_ESTRATTO DEL TESTO_
———
Immaginate che questo articolo cominci così, auto-definendosi in questo modo: qst [è] n rtcl.

Sono certo che la stragrande maggioranza di voi, abituata ormai all’essenzialismo consonantico dei codici fiscali, leggerebbe facilmente: questo è un articolo. Evidentemente sì. Ma sarebbe l’unica interpretazione possibile? Qualcuno potrebbe leggere infatti: questo è un reticolo! Un intreccio, una rete di possibilità.

Ho fatto questo esempio per italianizzare un fenomeno tipicamente semitico dove, data l’assenza di vocali scritte, queste vanno aggiunte di volta in volta, facendo sì che le cosiddette radicali di una parola, vocalizzate in modi diversi, possano generare più parole e non solo una.

Un esempio: una frase come h prs l bttgl potrebbe essere letta in modo diverso da un distratto ubriacone (ho perso la bottiglia!) o da un soddisfatto generale (hai perso la battaglia!).

Ma torniamo al primo esempio: reticolo; perché è proprio di questo che stiamo parlando quando abbiamo a che fare con La via delle api, scritto da Haim Ben-Abraham e pubblicato da Giuntina (185 pagine, 18 euro). E gli esempi sinora fatti non erano solo dei simpatici giochini, ma servivano a farci entrare in modo diretto all’interno di questo titolo che, apparentemente, potrebbe non aver nulla a che fare con un sottotitolo dove, invece, ci viene ricordato il contenuto del testo: Lettura, scrittura, midrash.

Le api in questione non sono altro che parole o, per meglio dire, sarebbe il contrario: le parole, in fondo, non sono altro che api: tracciano un infinito reticolo di percorsi, di voli incrociati, si posano di fiore in fiore spargendo polline di qua e di là, facendo sì che quello stesso mondo che le nutre possa continuare a moltiplicarsi grazie al loro operoso contributo; e alla fine, quando dal nettare viene fuori il loro miele, questo porterà la dolcezza di una Parola fatta di infinite parole, di incalcolabili possibilità interpretative, tante quanti sono gli uomini sulla terra.

Ma come si arriva dalle parole alle api?

Prima che Israele entri nella Terra promessa, Mosè pronunzia i suoi discorsi, consegnando un vero e proprio metodo, e dunque qualcosa in più di un semplice testamento spirituale. Il libro del Deuteronomio comincia proprio così: Elle ha devarimQueste sono le parole… E poiché in ebraico parole si dice devarim, ma senza vocali si scrive dvrm, chi legge può vocalizzare dvorim (che non significa parole) e ricavarne: Queste sono le api.

Un errore? Niente affatto

Perché è proprio attraverso queste impensabili sostituzioni che la semantica dell’interpretazione prende forza, e ognuna delle possibili letture amplia il senso delle altre, facendo sì che quel testo risulti inesauribile, proprio come Dio.
———
_MATERIALE DI PARTENZA_
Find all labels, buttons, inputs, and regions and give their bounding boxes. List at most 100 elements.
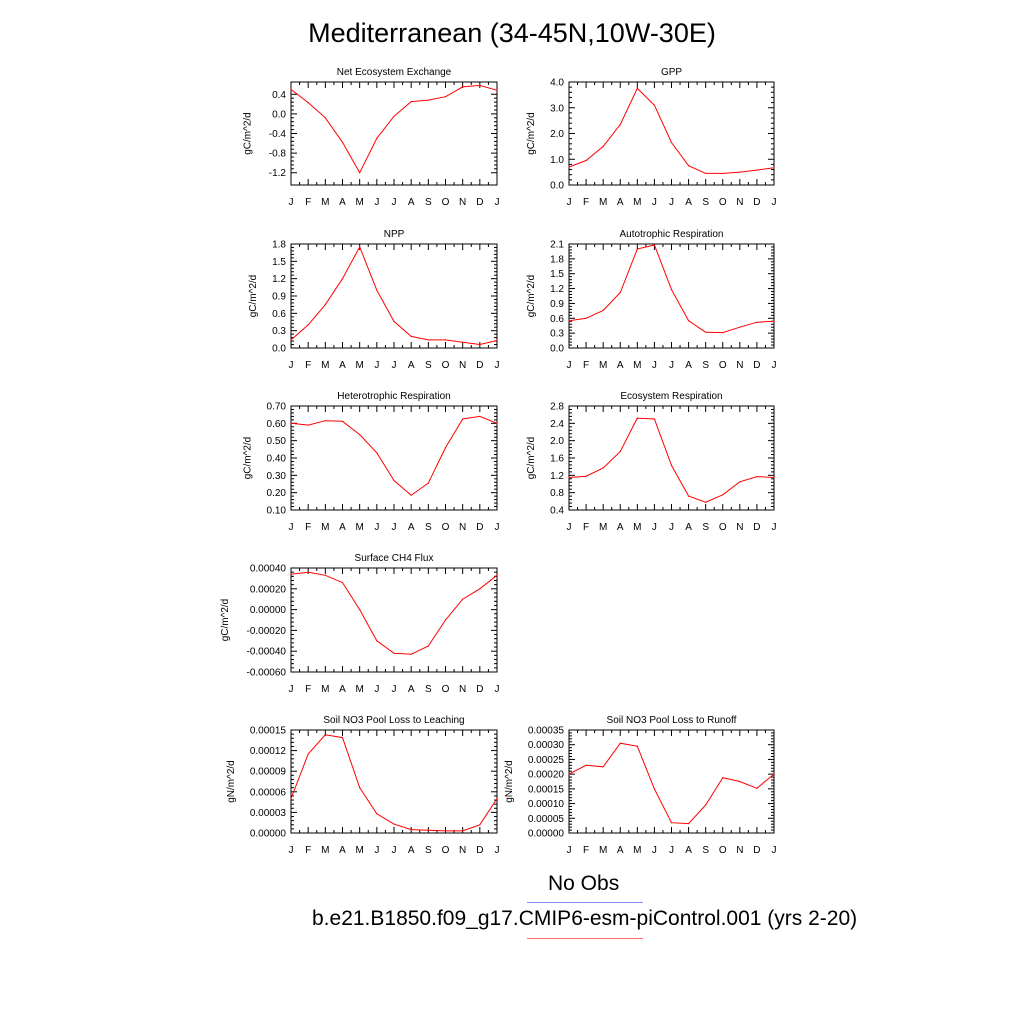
———
_ATTIVITÀ_
a - Trascrivi dall'estratto il passo che parte dalle parole "Le api in questione" e si interrompe dopo le parole "uomini sulla terra.".
b - Rispondi in base all'estratto:
(i) Quale editore pubblica La via delle api e quante pagine conta?
(ii) Come si scrive senza vocali la parola ebraica per "parole"?
(iii) Qual è il sottotitolo del libro?

_RISULTATI_
a -
Le api in questione non sono altro che parole o, per meglio dire, sarebbe il contrario: le parole, in fondo, non sono altro che api: tracciano un infinito reticolo di percorsi, di voli incrociati, si posano di fiore in fiore spargendo polline di qua e di là, facendo sì che quello stesso mondo che le nutre possa continuare a moltiplicarsi grazie al loro operoso contributo; e alla fine, quando dal nettare viene fuori il loro miele, questo porterà la dolcezza di una Parola fatta di infinite parole, di incalcolabili possibilità interpretative, tante quanti sono gli uomini sulla terra.

b -
(i) Giuntina; 185 pagine.
(ii) dvrm.
(iii) Lettura, scrittura, midrash.